— Begin RECORDS FOR THE TASK —

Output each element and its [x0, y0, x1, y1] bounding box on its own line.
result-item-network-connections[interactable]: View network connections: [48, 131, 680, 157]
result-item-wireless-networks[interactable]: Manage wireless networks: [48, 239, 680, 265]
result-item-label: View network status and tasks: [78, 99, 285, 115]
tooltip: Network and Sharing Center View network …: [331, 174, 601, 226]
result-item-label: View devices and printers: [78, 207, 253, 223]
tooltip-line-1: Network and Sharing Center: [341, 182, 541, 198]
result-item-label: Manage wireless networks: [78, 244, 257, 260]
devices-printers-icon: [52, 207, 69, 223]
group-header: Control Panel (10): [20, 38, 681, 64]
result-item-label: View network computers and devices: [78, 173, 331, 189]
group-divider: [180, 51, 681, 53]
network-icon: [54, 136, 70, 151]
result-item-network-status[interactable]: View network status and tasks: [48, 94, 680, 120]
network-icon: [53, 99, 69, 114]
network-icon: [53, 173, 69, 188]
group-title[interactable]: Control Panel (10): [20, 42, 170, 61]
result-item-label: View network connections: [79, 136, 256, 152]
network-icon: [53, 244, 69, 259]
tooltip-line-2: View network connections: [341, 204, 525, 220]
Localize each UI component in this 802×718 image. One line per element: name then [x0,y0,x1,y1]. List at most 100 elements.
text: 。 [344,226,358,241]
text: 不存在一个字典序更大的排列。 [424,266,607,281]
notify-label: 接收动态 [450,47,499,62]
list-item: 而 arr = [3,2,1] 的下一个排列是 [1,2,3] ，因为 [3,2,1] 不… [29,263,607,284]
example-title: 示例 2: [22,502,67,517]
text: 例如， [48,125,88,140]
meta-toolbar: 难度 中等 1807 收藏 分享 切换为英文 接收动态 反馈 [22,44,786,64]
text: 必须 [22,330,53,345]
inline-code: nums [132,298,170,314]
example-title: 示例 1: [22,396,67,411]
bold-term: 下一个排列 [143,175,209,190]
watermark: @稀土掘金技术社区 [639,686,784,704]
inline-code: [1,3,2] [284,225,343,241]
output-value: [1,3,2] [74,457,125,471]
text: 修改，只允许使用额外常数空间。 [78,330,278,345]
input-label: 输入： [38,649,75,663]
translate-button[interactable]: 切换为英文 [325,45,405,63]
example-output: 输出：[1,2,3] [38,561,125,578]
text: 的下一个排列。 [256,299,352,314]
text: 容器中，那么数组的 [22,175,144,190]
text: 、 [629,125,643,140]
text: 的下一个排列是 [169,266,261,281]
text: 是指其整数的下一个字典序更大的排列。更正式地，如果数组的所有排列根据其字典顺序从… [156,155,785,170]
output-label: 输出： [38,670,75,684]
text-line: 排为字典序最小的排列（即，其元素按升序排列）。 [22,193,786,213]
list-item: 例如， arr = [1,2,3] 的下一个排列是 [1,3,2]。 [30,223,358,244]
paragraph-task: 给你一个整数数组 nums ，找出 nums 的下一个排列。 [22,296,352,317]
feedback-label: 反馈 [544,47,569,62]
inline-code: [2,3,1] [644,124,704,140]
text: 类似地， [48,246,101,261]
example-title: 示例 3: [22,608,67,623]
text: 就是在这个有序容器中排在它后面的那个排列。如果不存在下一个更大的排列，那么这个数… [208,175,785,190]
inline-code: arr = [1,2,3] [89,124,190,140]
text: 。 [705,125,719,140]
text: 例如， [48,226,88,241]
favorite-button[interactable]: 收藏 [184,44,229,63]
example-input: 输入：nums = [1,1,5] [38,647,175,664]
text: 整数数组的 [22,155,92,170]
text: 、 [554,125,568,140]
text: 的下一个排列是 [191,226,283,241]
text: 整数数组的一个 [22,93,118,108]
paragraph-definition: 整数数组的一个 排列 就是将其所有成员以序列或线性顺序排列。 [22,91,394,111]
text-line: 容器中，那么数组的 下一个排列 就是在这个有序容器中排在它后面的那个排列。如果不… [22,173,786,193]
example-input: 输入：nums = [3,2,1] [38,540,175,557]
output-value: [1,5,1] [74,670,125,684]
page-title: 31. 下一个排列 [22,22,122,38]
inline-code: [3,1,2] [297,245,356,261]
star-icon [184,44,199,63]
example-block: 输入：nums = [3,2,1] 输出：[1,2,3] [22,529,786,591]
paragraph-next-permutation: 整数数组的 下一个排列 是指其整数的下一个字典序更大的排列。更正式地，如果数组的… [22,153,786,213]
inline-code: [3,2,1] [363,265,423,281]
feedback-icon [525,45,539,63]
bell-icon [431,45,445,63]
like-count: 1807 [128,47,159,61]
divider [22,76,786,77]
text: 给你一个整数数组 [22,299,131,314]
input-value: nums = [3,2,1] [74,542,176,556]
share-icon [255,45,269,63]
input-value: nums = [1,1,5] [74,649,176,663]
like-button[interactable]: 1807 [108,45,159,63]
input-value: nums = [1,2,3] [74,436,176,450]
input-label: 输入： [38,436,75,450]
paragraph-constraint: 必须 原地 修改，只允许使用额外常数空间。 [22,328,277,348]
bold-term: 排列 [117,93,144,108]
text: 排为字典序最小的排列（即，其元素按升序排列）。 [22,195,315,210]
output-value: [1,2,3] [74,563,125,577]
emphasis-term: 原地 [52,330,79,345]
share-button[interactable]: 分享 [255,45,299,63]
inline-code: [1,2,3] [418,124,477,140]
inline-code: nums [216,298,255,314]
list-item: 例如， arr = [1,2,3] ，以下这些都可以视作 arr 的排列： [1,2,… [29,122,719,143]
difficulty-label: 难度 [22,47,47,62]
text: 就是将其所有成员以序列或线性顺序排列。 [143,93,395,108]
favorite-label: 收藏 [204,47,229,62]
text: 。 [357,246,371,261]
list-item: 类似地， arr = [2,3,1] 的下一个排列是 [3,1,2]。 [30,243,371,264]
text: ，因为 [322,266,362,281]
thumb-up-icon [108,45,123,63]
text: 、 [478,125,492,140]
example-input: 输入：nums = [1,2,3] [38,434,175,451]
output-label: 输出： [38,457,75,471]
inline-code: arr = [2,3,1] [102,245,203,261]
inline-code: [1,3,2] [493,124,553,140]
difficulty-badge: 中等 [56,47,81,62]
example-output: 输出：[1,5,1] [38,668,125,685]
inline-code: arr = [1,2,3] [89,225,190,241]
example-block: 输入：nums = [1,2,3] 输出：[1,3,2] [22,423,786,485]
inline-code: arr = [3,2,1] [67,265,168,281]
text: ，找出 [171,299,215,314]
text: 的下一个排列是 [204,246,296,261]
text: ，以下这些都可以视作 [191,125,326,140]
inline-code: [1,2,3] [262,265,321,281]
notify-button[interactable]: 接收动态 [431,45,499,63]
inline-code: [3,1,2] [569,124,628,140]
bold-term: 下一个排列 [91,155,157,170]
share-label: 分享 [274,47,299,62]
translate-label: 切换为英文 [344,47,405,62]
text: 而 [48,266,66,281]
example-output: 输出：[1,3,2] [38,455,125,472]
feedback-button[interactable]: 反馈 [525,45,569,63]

— End RECORDS FOR THE TASK —

PROBLEM DETAILS:
Write out both entries above line for line, changing nothing.

COMPLETE OUTPUT:
Output each element and its [x0, y0, x1, y1] bounding box on its own line.
result-item-network-connections[interactable]: View network connections: [48, 131, 680, 157]
result-item-wireless-networks[interactable]: Manage wireless networks: [48, 239, 680, 265]
result-item-label: View network status and tasks: [78, 99, 285, 115]
tooltip: Network and Sharing Center View network …: [331, 174, 601, 226]
result-item-label: View devices and printers: [78, 207, 253, 223]
tooltip-line-1: Network and Sharing Center: [341, 182, 541, 198]
result-item-label: Manage wireless networks: [78, 244, 257, 260]
devices-printers-icon: [52, 207, 69, 223]
group-header: Control Panel (10): [20, 38, 681, 64]
result-item-label: View network computers and devices: [78, 173, 331, 189]
group-divider: [180, 51, 681, 53]
network-icon: [54, 136, 70, 151]
result-item-network-status[interactable]: View network status and tasks: [48, 94, 680, 120]
network-icon: [53, 99, 69, 114]
network-icon: [53, 173, 69, 188]
group-title[interactable]: Control Panel (10): [20, 42, 170, 61]
result-item-label: View network connections: [79, 136, 256, 152]
network-icon: [53, 244, 69, 259]
tooltip-line-2: View network connections: [341, 204, 525, 220]
Localize each UI component in this 802×718 image. One line per element: name then [x0,y0,x1,y1]. List at most 100 elements.
text: 。 [344,226,358,241]
text: 不存在一个字典序更大的排列。 [424,266,607,281]
notify-label: 接收动态 [450,47,499,62]
list-item: 而 arr = [3,2,1] 的下一个排列是 [1,2,3] ，因为 [3,2,1] 不… [29,263,607,284]
example-title: 示例 2: [22,502,67,517]
text: 例如， [48,125,88,140]
meta-toolbar: 难度 中等 1807 收藏 分享 切换为英文 接收动态 反馈 [22,44,786,64]
text: 必须 [22,330,53,345]
inline-code: nums [132,298,170,314]
example-title: 示例 1: [22,396,67,411]
bold-term: 下一个排列 [143,175,209,190]
watermark: @稀土掘金技术社区 [639,686,784,704]
inline-code: [1,3,2] [284,225,343,241]
output-value: [1,3,2] [74,457,125,471]
text: 修改，只允许使用额外常数空间。 [78,330,278,345]
input-label: 输入： [38,649,75,663]
translate-button[interactable]: 切换为英文 [325,45,405,63]
example-output: 输出：[1,2,3] [38,561,125,578]
text: 的下一个排列。 [256,299,352,314]
text: 容器中，那么数组的 [22,175,144,190]
text: 、 [629,125,643,140]
text: 的下一个排列是 [169,266,261,281]
text: 是指其整数的下一个字典序更大的排列。更正式地，如果数组的所有排列根据其字典顺序从… [156,155,785,170]
output-label: 输出： [38,670,75,684]
text-line: 排为字典序最小的排列（即，其元素按升序排列）。 [22,193,786,213]
list-item: 例如， arr = [1,2,3] 的下一个排列是 [1,3,2]。 [30,223,358,244]
paragraph-task: 给你一个整数数组 nums ，找出 nums 的下一个排列。 [22,296,352,317]
feedback-label: 反馈 [544,47,569,62]
inline-code: [2,3,1] [644,124,704,140]
text: 类似地， [48,246,101,261]
example-title: 示例 3: [22,608,67,623]
text: 就是在这个有序容器中排在它后面的那个排列。如果不存在下一个更大的排列，那么这个数… [208,175,785,190]
inline-code: arr = [1,2,3] [89,124,190,140]
text: 。 [705,125,719,140]
text: 例如， [48,226,88,241]
favorite-button[interactable]: 收藏 [184,44,229,63]
example-input: 输入：nums = [1,1,5] [38,647,175,664]
text: 整数数组的 [22,155,92,170]
text: 、 [554,125,568,140]
text: 的下一个排列是 [191,226,283,241]
text: 整数数组的一个 [22,93,118,108]
paragraph-definition: 整数数组的一个 排列 就是将其所有成员以序列或线性顺序排列。 [22,91,394,111]
text-line: 容器中，那么数组的 下一个排列 就是在这个有序容器中排在它后面的那个排列。如果不… [22,173,786,193]
example-input: 输入：nums = [3,2,1] [38,540,175,557]
output-value: [1,5,1] [74,670,125,684]
page-title: 31. 下一个排列 [22,22,122,38]
inline-code: [3,1,2] [297,245,356,261]
star-icon [184,44,199,63]
example-block: 输入：nums = [3,2,1] 输出：[1,2,3] [22,529,786,591]
paragraph-next-permutation: 整数数组的 下一个排列 是指其整数的下一个字典序更大的排列。更正式地，如果数组的… [22,153,786,213]
inline-code: [3,2,1] [363,265,423,281]
feedback-icon [525,45,539,63]
bell-icon [431,45,445,63]
like-count: 1807 [128,47,159,61]
divider [22,76,786,77]
text: 给你一个整数数组 [22,299,131,314]
input-value: nums = [3,2,1] [74,542,176,556]
share-icon [255,45,269,63]
input-value: nums = [1,1,5] [74,649,176,663]
like-button[interactable]: 1807 [108,45,159,63]
input-value: nums = [1,2,3] [74,436,176,450]
input-label: 输入： [38,436,75,450]
paragraph-constraint: 必须 原地 修改，只允许使用额外常数空间。 [22,328,277,348]
bold-term: 排列 [117,93,144,108]
text: 排为字典序最小的排列（即，其元素按升序排列）。 [22,195,315,210]
output-value: [1,2,3] [74,563,125,577]
emphasis-term: 原地 [52,330,79,345]
share-button[interactable]: 分享 [255,45,299,63]
inline-code: [1,2,3] [418,124,477,140]
inline-code: nums [216,298,255,314]
list-item: 例如， arr = [1,2,3] ，以下这些都可以视作 arr 的排列： [1,2,… [29,122,719,143]
difficulty-label: 难度 [22,47,47,62]
text: 就是将其所有成员以序列或线性顺序排列。 [143,93,395,108]
favorite-label: 收藏 [204,47,229,62]
text: 。 [357,246,371,261]
list-item: 类似地， arr = [2,3,1] 的下一个排列是 [3,1,2]。 [30,243,371,264]
text: ，因为 [322,266,362,281]
thumb-up-icon [108,45,123,63]
text: 、 [478,125,492,140]
example-input: 输入：nums = [1,2,3] [38,434,175,451]
output-label: 输出： [38,457,75,471]
inline-code: arr = [2,3,1] [102,245,203,261]
inline-code: [1,3,2] [493,124,553,140]
difficulty-badge: 中等 [56,47,81,62]
example-output: 输出：[1,5,1] [38,668,125,685]
inline-code: arr = [1,2,3] [89,225,190,241]
example-block: 输入：nums = [1,2,3] 输出：[1,3,2] [22,423,786,485]
inline-code: arr = [3,2,1] [67,265,168,281]
text: ，找出 [171,299,215,314]
text: 的下一个排列是 [204,246,296,261]
text: ，以下这些都可以视作 [191,125,326,140]
inline-code: [1,2,3] [262,265,321,281]
notify-button[interactable]: 接收动态 [431,45,499,63]
inline-code: [3,1,2] [569,124,628,140]
bold-term: 下一个排列 [91,155,157,170]
share-label: 分享 [274,47,299,62]
translate-label: 切换为英文 [344,47,405,62]
text: 而 [48,266,66,281]
example-output: 输出：[1,3,2] [38,455,125,472]
feedback-button[interactable]: 反馈 [525,45,569,63]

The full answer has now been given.